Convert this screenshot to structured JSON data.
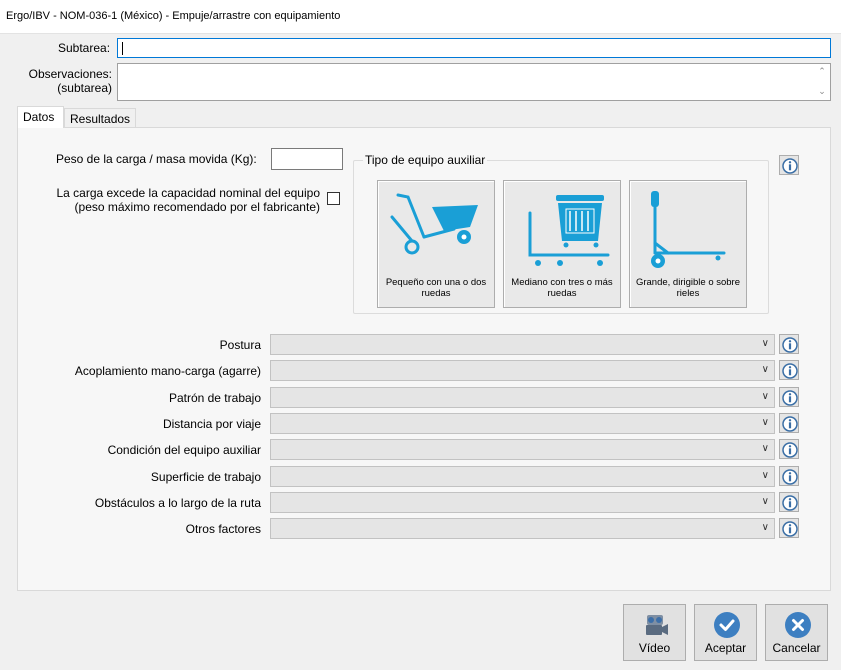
{
  "window": {
    "title": "Ergo/IBV - NOM-036-1 (México) - Empuje/arrastre con equipamiento"
  },
  "header": {
    "subtarea_label": "Subtarea:",
    "subtarea_value": "",
    "observaciones_label_1": "Observaciones:",
    "observaciones_label_2": "(subtarea)",
    "observaciones_value": ""
  },
  "tabs": [
    {
      "label": "Datos",
      "selected": true
    },
    {
      "label": "Resultados",
      "selected": false
    }
  ],
  "datos": {
    "peso_label": "Peso de la carga / masa movida (Kg):",
    "peso_value": "",
    "excede_label_1": "La carga excede la capacidad nominal del equipo",
    "excede_label_2": "(peso máximo recomendado por el fabricante)",
    "excede_checked": false,
    "equipo_group_title": "Tipo de equipo auxiliar",
    "equipos": [
      {
        "line1": "Pequeño con una o dos",
        "line2": "ruedas",
        "icon": "wheelbarrow-icon"
      },
      {
        "line1": "Mediano con tres o más",
        "line2": "ruedas",
        "icon": "cart-icon"
      },
      {
        "line1": "Grande, dirigible o sobre",
        "line2": "rieles",
        "icon": "pallet-jack-icon"
      }
    ],
    "factors": [
      {
        "label": "Postura",
        "value": ""
      },
      {
        "label": "Acoplamiento mano-carga (agarre)",
        "value": ""
      },
      {
        "label": "Patrón de trabajo",
        "value": ""
      },
      {
        "label": "Distancia por viaje",
        "value": ""
      },
      {
        "label": "Condición del equipo auxiliar",
        "value": ""
      },
      {
        "label": "Superficie de trabajo",
        "value": ""
      },
      {
        "label": "Obstáculos a lo largo de la ruta",
        "value": ""
      },
      {
        "label": "Otros factores",
        "value": ""
      }
    ]
  },
  "footer": {
    "video_label": "Vídeo",
    "aceptar_label": "Aceptar",
    "cancelar_label": "Cancelar"
  },
  "colors": {
    "accent": "#1a9fd6",
    "info_icon": "#3a6ea5",
    "accept_circle": "#3d7fc1",
    "cancel_circle": "#3d7fc1"
  }
}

—————

From the data above, copy out every line with the string "carga" in it.

    "peso_label": "Peso de la carga / masa movida (Kg):",
    "excede_label_1": "La carga excede la capacidad nominal del equipo",
        "label": "Acoplamiento mano-carga (agarre)",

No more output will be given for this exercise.